>> START RECORDS SUPPLIED
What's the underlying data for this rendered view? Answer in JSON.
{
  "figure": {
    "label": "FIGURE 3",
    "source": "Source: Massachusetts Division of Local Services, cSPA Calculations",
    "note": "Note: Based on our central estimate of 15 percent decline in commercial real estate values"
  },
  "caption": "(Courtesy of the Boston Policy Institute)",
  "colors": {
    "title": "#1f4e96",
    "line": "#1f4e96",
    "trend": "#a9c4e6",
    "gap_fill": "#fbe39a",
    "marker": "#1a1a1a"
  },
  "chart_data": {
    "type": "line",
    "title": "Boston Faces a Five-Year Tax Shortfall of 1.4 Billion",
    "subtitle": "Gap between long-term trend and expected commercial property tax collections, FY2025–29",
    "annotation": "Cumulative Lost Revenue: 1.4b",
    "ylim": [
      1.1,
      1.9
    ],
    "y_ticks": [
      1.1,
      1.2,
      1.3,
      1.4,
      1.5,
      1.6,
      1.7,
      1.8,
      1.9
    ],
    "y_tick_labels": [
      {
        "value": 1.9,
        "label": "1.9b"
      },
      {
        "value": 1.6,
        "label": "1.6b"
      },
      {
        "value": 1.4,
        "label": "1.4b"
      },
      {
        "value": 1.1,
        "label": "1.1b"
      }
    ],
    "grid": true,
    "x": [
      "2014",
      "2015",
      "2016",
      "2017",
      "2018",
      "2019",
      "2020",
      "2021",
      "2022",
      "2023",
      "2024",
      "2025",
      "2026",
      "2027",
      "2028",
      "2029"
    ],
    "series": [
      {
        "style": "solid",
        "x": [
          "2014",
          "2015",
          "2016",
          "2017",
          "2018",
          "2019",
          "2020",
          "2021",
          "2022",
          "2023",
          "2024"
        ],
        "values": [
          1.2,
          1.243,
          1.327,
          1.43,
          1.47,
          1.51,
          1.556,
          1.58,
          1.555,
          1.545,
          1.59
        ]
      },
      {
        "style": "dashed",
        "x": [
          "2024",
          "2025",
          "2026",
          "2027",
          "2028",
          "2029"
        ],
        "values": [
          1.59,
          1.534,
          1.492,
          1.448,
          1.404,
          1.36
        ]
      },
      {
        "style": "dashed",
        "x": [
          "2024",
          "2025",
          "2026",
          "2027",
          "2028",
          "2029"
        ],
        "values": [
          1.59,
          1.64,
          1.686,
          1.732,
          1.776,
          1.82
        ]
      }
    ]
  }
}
>> END RECORDS SUPPLIED
AIM OF THE TASK
Set down the listing above in full, please, exactly as it appears.

FINAL RESULT
What's the underlying data for this rendered view? Answer in JSON.
{
  "figure": {
    "label": "FIGURE 3",
    "source": "Source: Massachusetts Division of Local Services, cSPA Calculations",
    "note": "Note: Based on our central estimate of 15 percent decline in commercial real estate values"
  },
  "caption": "(Courtesy of the Boston Policy Institute)",
  "colors": {
    "title": "#1f4e96",
    "line": "#1f4e96",
    "trend": "#a9c4e6",
    "gap_fill": "#fbe39a",
    "marker": "#1a1a1a"
  },
  "chart_data": {
    "type": "line",
    "title": "Boston Faces a Five-Year Tax Shortfall of 1.4 Billion",
    "subtitle": "Gap between long-term trend and expected commercial property tax collections, FY2025–29",
    "annotation": "Cumulative Lost Revenue: 1.4b",
    "ylim": [
      1.1,
      1.9
    ],
    "y_ticks": [
      1.1,
      1.2,
      1.3,
      1.4,
      1.5,
      1.6,
      1.7,
      1.8,
      1.9
    ],
    "y_tick_labels": [
      {
        "value": 1.9,
        "label": "1.9b"
      },
      {
        "value": 1.6,
        "label": "1.6b"
      },
      {
        "value": 1.4,
        "label": "1.4b"
      },
      {
        "value": 1.1,
        "label": "1.1b"
      }
    ],
    "grid": true,
    "x": [
      "2014",
      "2015",
      "2016",
      "2017",
      "2018",
      "2019",
      "2020",
      "2021",
      "2022",
      "2023",
      "2024",
      "2025",
      "2026",
      "2027",
      "2028",
      "2029"
    ],
    "series": [
      {
        "style": "solid",
        "x": [
          "2014",
          "2015",
          "2016",
          "2017",
          "2018",
          "2019",
          "2020",
          "2021",
          "2022",
          "2023",
          "2024"
        ],
        "values": [
          1.2,
          1.243,
          1.327,
          1.43,
          1.47,
          1.51,
          1.556,
          1.58,
          1.555,
          1.545,
          1.59
        ]
      },
      {
        "style": "dashed",
        "x": [
          "2024",
          "2025",
          "2026",
          "2027",
          "2028",
          "2029"
        ],
        "values": [
          1.59,
          1.534,
          1.492,
          1.448,
          1.404,
          1.36
        ]
      },
      {
        "style": "dashed",
        "x": [
          "2024",
          "2025",
          "2026",
          "2027",
          "2028",
          "2029"
        ],
        "values": [
          1.59,
          1.64,
          1.686,
          1.732,
          1.776,
          1.82
        ]
      }
    ]
  }
}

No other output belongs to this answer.